• **GOAL OF THE EXERCISE**:
Work out how many lines of the records hold the string "true", and reply with that number alone.

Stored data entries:
---
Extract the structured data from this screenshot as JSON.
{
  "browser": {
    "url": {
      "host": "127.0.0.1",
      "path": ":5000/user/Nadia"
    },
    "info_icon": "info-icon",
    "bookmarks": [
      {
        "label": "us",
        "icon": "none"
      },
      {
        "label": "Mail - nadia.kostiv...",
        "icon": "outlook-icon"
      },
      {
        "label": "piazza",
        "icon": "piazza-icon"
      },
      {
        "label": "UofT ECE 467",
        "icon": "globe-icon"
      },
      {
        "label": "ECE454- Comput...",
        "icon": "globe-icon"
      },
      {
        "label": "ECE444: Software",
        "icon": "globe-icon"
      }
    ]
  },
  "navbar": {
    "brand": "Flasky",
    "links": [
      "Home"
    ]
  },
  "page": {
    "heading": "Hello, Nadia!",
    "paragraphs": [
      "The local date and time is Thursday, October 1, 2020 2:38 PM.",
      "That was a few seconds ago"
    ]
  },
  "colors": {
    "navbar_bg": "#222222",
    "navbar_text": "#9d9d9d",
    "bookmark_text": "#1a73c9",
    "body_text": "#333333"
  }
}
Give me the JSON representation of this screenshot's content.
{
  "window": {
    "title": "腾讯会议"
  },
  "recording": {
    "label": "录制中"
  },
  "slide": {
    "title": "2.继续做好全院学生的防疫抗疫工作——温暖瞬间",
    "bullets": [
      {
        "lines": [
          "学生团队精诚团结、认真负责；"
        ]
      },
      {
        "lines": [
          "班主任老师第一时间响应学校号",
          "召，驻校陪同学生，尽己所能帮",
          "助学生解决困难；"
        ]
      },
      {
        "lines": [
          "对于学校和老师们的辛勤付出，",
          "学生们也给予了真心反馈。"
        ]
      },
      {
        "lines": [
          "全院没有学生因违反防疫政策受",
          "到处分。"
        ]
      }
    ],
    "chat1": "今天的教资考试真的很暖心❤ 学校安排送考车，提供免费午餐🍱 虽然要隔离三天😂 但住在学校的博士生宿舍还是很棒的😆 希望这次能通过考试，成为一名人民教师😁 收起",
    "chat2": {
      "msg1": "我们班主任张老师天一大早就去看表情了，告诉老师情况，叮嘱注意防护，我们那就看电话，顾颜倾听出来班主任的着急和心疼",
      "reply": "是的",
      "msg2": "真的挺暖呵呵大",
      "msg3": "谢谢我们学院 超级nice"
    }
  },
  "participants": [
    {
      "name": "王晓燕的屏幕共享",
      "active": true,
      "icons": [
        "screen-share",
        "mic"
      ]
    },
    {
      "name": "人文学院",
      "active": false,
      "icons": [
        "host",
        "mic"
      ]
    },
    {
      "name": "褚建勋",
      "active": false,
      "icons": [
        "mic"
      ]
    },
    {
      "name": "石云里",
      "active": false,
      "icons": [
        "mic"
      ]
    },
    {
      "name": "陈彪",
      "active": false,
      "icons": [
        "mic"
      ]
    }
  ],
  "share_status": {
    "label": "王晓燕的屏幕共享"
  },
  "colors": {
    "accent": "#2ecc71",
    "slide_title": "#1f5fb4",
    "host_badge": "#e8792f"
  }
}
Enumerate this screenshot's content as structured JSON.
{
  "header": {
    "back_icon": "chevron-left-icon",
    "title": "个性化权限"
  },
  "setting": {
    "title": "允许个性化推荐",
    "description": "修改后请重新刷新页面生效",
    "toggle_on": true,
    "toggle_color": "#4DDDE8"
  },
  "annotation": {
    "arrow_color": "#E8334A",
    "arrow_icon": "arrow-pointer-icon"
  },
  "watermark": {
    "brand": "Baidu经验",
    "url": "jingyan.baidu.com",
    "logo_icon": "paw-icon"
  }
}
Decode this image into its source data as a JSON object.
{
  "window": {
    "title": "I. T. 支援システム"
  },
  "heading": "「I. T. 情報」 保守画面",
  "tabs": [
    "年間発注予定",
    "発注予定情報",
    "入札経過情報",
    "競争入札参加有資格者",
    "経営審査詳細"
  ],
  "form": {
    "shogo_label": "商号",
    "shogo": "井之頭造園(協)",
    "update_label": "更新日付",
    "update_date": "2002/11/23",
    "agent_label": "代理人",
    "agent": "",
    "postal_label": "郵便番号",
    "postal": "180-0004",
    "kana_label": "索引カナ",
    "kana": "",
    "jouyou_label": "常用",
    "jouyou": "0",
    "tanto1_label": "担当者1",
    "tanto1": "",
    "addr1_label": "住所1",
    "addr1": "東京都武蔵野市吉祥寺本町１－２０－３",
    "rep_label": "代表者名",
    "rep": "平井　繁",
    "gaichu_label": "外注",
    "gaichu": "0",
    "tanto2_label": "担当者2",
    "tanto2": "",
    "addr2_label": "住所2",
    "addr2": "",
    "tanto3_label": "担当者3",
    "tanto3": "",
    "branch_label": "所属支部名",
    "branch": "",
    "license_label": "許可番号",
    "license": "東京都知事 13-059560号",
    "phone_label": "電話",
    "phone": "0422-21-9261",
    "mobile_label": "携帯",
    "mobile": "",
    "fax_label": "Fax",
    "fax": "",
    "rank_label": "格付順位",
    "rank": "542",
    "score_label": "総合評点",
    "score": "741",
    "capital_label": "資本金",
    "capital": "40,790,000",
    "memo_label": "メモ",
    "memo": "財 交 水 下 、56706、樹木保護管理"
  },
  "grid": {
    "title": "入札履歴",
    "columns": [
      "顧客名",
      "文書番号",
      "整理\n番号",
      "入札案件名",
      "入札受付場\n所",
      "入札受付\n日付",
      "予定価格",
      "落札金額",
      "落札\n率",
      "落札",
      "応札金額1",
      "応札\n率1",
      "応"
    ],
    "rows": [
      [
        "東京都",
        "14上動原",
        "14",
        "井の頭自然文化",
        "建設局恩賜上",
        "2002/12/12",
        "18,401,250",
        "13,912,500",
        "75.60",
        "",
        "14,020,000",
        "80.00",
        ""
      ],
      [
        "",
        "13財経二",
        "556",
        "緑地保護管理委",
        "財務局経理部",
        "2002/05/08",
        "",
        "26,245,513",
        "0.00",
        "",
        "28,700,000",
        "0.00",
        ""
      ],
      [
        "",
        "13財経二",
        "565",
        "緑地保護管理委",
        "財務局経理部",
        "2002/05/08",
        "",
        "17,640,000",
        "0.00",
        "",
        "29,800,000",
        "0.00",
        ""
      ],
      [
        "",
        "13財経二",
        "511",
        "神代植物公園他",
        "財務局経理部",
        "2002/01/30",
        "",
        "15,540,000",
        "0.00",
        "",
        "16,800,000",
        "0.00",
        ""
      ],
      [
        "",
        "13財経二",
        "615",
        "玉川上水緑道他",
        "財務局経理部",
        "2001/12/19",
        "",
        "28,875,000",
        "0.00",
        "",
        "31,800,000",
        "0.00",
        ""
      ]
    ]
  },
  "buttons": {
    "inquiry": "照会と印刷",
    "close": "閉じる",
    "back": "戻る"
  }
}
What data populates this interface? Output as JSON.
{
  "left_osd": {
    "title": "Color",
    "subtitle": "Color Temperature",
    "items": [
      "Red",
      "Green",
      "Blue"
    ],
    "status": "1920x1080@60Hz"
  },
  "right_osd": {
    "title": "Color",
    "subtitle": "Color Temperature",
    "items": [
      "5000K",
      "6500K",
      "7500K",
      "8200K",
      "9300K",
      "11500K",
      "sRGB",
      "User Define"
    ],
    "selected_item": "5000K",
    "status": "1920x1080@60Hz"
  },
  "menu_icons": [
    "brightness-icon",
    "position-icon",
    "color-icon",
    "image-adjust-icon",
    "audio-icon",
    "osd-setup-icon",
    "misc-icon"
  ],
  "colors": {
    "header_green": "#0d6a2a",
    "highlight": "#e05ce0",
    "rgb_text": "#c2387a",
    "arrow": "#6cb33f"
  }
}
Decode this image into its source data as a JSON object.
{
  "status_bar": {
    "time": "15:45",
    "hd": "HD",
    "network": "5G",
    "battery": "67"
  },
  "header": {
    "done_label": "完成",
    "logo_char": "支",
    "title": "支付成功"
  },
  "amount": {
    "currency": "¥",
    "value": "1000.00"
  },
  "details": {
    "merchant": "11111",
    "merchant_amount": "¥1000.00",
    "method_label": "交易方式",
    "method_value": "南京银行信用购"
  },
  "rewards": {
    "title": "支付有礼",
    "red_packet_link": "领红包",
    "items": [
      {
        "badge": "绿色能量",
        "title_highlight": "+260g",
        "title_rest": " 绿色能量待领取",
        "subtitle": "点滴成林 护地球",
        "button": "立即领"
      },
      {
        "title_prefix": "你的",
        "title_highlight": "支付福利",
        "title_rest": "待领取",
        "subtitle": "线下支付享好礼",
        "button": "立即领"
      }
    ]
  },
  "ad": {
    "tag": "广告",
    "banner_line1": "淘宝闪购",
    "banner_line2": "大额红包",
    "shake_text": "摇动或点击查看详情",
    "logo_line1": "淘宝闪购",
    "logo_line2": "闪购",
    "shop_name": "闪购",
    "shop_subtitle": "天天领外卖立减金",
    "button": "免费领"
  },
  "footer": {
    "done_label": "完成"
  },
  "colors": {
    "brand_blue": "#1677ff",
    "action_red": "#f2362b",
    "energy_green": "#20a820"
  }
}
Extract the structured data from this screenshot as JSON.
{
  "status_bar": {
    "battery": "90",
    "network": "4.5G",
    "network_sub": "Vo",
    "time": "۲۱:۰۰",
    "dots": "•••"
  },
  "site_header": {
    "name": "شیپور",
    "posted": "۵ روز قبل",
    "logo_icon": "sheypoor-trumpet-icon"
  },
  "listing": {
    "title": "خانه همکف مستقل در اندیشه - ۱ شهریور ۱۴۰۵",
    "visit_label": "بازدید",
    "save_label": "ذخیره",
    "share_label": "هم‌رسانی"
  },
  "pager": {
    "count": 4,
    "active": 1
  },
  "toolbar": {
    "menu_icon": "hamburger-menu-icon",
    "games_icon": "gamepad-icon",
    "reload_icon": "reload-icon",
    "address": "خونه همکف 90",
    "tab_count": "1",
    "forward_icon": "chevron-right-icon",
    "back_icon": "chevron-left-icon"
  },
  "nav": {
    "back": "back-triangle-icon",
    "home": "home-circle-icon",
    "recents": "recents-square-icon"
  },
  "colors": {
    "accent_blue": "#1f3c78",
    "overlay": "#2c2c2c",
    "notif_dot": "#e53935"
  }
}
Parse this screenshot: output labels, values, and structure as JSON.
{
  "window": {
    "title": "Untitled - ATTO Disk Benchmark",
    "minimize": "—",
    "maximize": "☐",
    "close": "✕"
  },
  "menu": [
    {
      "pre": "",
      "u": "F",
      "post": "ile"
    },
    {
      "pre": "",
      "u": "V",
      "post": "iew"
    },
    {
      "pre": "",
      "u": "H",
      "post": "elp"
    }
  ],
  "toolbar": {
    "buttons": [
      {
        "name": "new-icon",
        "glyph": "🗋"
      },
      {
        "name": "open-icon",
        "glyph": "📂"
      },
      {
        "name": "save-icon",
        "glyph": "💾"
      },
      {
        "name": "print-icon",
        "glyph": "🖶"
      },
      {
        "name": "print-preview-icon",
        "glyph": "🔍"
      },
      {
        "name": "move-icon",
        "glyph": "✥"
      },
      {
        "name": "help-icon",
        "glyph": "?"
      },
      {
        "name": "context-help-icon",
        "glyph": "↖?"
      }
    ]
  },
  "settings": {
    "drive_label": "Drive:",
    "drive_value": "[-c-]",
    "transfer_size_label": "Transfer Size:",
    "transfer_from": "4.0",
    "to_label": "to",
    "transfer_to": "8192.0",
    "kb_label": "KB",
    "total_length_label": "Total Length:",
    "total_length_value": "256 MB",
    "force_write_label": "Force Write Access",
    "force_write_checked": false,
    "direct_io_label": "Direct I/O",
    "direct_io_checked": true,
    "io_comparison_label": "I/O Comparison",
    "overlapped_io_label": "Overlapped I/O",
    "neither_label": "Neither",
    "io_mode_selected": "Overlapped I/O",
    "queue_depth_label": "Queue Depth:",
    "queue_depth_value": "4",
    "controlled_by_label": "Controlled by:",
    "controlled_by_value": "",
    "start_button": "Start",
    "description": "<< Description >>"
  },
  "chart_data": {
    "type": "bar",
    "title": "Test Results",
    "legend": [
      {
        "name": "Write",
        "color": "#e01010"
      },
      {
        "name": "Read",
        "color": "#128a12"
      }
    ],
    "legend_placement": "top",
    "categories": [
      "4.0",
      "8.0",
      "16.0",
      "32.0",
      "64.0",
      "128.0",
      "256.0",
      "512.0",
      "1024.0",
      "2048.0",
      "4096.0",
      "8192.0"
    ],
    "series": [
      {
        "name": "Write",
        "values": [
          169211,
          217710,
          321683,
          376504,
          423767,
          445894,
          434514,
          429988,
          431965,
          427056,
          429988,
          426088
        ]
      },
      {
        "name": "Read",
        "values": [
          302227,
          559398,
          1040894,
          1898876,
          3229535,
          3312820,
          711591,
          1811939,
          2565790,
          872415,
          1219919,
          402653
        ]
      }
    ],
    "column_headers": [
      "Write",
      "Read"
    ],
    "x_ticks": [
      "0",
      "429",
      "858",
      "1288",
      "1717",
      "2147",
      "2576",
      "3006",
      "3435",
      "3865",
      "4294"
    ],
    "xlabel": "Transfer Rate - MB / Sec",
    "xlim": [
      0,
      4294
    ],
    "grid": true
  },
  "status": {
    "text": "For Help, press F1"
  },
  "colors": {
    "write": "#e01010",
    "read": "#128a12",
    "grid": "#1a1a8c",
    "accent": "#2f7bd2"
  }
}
---
• **ANSWER TO THE TASK**:
4